Scan the records and identify every line in which the string "fördelning" occurs, then return those lines.

● Information provided
------

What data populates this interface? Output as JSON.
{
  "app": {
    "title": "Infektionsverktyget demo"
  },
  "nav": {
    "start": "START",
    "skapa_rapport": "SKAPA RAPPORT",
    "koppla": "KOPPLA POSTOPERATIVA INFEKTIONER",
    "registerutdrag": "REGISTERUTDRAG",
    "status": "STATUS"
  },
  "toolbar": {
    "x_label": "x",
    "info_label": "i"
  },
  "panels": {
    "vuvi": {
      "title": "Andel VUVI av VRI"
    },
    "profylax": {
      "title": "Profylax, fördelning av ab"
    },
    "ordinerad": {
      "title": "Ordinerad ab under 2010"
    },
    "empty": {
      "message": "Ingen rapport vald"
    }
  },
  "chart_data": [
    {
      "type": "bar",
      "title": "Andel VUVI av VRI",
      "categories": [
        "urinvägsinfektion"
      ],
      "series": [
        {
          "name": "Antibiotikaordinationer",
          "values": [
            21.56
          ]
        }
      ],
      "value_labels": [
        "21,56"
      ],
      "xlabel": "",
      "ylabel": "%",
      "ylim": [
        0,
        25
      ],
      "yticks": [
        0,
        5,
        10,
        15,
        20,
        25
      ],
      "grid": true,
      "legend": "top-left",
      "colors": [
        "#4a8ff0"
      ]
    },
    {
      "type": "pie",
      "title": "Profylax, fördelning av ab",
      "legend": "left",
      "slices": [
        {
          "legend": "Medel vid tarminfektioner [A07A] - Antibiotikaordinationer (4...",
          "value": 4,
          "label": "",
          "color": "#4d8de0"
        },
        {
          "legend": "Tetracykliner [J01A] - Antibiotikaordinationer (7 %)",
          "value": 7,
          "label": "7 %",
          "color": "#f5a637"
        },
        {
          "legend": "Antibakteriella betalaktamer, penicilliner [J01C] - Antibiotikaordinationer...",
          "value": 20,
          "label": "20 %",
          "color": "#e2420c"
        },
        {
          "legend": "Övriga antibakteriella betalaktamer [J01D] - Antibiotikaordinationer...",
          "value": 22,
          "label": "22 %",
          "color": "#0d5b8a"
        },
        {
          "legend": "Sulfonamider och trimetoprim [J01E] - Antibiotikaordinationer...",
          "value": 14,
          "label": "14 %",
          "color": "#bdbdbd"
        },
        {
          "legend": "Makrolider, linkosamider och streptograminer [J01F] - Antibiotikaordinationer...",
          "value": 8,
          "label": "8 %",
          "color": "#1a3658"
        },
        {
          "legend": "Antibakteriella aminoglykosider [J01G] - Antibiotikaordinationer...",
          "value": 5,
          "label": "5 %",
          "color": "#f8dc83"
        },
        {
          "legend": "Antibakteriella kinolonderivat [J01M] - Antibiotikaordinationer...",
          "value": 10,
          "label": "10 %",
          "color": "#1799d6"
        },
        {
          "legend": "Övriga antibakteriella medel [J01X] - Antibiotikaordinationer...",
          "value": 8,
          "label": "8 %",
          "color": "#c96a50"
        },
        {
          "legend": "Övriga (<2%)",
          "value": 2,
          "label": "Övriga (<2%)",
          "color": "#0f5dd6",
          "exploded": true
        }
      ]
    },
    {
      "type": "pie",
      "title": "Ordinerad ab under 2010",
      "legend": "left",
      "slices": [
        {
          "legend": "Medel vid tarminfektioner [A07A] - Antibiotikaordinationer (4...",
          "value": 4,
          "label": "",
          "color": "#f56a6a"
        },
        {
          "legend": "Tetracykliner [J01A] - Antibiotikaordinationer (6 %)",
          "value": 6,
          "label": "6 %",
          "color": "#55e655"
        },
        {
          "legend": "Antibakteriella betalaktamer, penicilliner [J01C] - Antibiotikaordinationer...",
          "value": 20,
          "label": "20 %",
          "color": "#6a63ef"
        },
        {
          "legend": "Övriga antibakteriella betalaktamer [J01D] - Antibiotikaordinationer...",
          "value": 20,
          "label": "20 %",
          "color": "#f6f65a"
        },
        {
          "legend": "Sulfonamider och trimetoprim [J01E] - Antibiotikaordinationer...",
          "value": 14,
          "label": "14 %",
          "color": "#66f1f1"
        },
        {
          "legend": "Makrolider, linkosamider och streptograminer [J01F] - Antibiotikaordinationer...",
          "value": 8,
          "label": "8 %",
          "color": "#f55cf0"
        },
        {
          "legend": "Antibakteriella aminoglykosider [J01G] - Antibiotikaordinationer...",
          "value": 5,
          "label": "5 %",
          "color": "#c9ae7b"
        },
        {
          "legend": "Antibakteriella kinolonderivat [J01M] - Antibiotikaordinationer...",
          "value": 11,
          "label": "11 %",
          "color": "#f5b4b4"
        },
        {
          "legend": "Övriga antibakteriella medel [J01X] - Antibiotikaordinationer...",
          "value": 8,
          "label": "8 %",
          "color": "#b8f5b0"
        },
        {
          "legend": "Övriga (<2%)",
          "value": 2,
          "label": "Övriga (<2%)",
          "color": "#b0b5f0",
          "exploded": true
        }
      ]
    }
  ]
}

------

● Answer for the task
      "title": "Profylax, fördelning av ab"
      "title": "Profylax, fördelning av ab",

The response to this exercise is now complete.